#### WHAT THIS TASK INVOLVES
Print all entries word for word.

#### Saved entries

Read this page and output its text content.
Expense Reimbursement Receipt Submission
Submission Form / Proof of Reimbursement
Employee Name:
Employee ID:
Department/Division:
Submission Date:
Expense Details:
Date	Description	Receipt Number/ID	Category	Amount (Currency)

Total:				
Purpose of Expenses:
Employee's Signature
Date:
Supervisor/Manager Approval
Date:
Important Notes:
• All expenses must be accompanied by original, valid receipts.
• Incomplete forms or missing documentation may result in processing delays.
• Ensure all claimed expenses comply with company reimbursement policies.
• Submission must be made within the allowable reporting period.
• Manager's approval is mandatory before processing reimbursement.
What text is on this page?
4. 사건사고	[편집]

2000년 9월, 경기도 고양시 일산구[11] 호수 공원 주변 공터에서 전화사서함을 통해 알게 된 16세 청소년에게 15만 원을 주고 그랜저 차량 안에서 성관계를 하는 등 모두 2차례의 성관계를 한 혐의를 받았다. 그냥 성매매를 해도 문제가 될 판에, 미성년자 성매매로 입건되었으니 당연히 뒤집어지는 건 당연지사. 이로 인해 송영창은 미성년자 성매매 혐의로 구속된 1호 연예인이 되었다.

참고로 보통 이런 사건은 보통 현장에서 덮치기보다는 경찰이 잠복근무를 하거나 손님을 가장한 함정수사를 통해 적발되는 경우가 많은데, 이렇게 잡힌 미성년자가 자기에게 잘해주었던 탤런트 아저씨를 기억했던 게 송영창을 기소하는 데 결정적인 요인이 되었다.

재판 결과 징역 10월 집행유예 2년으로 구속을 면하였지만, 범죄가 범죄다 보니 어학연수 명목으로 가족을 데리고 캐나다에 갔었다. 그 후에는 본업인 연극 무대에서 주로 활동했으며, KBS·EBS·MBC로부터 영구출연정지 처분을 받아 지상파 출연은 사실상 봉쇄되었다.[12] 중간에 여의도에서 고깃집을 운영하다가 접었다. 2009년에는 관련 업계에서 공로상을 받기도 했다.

#### COMPLETE RESPONSE
Read this page and output its text content.
Expense Reimbursement Receipt Submission
Submission Form / Proof of Reimbursement
Employee Name:
Employee ID:
Department/Division:
Submission Date:
Expense Details:
Date	Description	Receipt Number/ID	Category	Amount (Currency)

Total:				
Purpose of Expenses:
Employee's Signature
Date:
Supervisor/Manager Approval
Date:
Important Notes:
• All expenses must be accompanied by original, valid receipts.
• Incomplete forms or missing documentation may result in processing delays.
• Ensure all claimed expenses comply with company reimbursement policies.
• Submission must be made within the allowable reporting period.
• Manager's approval is mandatory before processing reimbursement.
What text is on this page?
4. 사건사고	[편집]

2000년 9월, 경기도 고양시 일산구[11] 호수 공원 주변 공터에서 전화사서함을 통해 알게 된 16세 청소년에게 15만 원을 주고 그랜저 차량 안에서 성관계를 하는 등 모두 2차례의 성관계를 한 혐의를 받았다. 그냥 성매매를 해도 문제가 될 판에, 미성년자 성매매로 입건되었으니 당연히 뒤집어지는 건 당연지사. 이로 인해 송영창은 미성년자 성매매 혐의로 구속된 1호 연예인이 되었다.

참고로 보통 이런 사건은 보통 현장에서 덮치기보다는 경찰이 잠복근무를 하거나 손님을 가장한 함정수사를 통해 적발되는 경우가 많은데, 이렇게 잡힌 미성년자가 자기에게 잘해주었던 탤런트 아저씨를 기억했던 게 송영창을 기소하는 데 결정적인 요인이 되었다.

재판 결과 징역 10월 집행유예 2년으로 구속을 면하였지만, 범죄가 범죄다 보니 어학연수 명목으로 가족을 데리고 캐나다에 갔었다. 그 후에는 본업인 연극 무대에서 주로 활동했으며, KBS·EBS·MBC로부터 영구출연정지 처분을 받아 지상파 출연은 사실상 봉쇄되었다.[12] 중간에 여의도에서 고깃집을 운영하다가 접었다. 2009년에는 관련 업계에서 공로상을 받기도 했다.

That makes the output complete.